So I went to a prett reputable aquarium store today and the guy helping me was really trying to persuade me to buy a t5 light fixture and get up to about 5 watts per gallon. It was gonna run me over 100$.... not something I wanted to do. So tomorrow I am returning to get fish and plants and I am going to have a list prepared. What can and should I get plant wise with my current set up?


----------



## lauraleellbp (Feb 3, 2008)

That guy is just trying to sell you. I can't imagine running 5wpg over a 20gal tank and ESPECIALLY not with a T5 fixture! You'd have to hang it up close to the ceiling to actually have a managable light level LOL

The T8 fixture you've got will work if you just want to stick with slow-growing Java Ferns and Anubias. Crypts would probably also do OK. 

I'd stay away from stems unless you get a dual-bulb T8 fixture, though.

If you put T5 over the tank (even just T5NO) you're likely to also need CO2. DIY CO2 would probably work, or possibly just dosing Excel instead.

If you put T5HO over the tank you'll need to invest $200-300 in a pressurized CO2 setup and get a comprehensive fert regimen worked out.


----------



## dal924 (May 13, 2010)

This might be a stupid question but can I just get a 40W t8 bulb? 

If I have to stick with the 20W t8, I'll just get java fern, java moss(for the driftwood), anubias. Should i use flourish? The pet store guy recommended that as well.
━━━━━━━━━━━━━━━━
## TASK INSTRUCTIONS
1. List each plant the aquarium lighting thread names, counting repeats once and leaving out the general word "stems."
2. Answer from the aquarium lighting thread:
(a) How many watts per gallon did the store employee suggest getting up to?
(b) What amount does the reply say a pressurized CO2 setup would cost?
(c) What product did the pet store guy also recommend, according to the last post?
3. Repeat everything in the aquarium lighting thread from "If you put T5 over" down to "40W t8 bulb?".

## STORED DATA
━━━━━━━━━━━━━━━━
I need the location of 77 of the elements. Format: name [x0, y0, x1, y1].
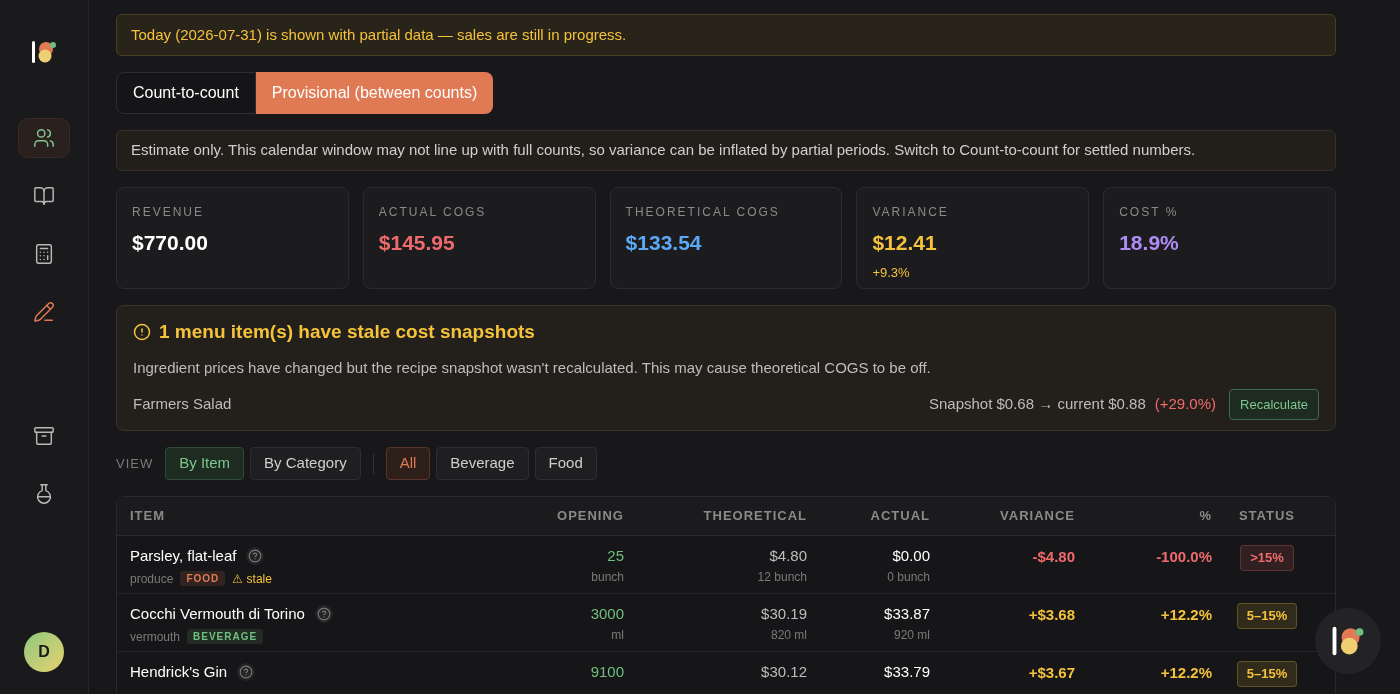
━━━━━━━━━━━━━━━━
## EXPECTED ANSWERS
1. Java fern, Anubias, Crypts, java moss

2.
(a) About 5 watts per gallon
(b) $200-300
(c) Flourish

3.
If you put T5 over the tank (even just T5NO) you're likely to also need CO2. DIY CO2 would probably work, or possibly just dosing Excel instead.

If you put T5HO over the tank you'll need to invest $200-300 in a pressurized CO2 setup and get a comprehensive fert regimen worked out.


----------



## dal924 (May 13, 2010)

This might be a stupid question but can I just get a 40W t8 bulb?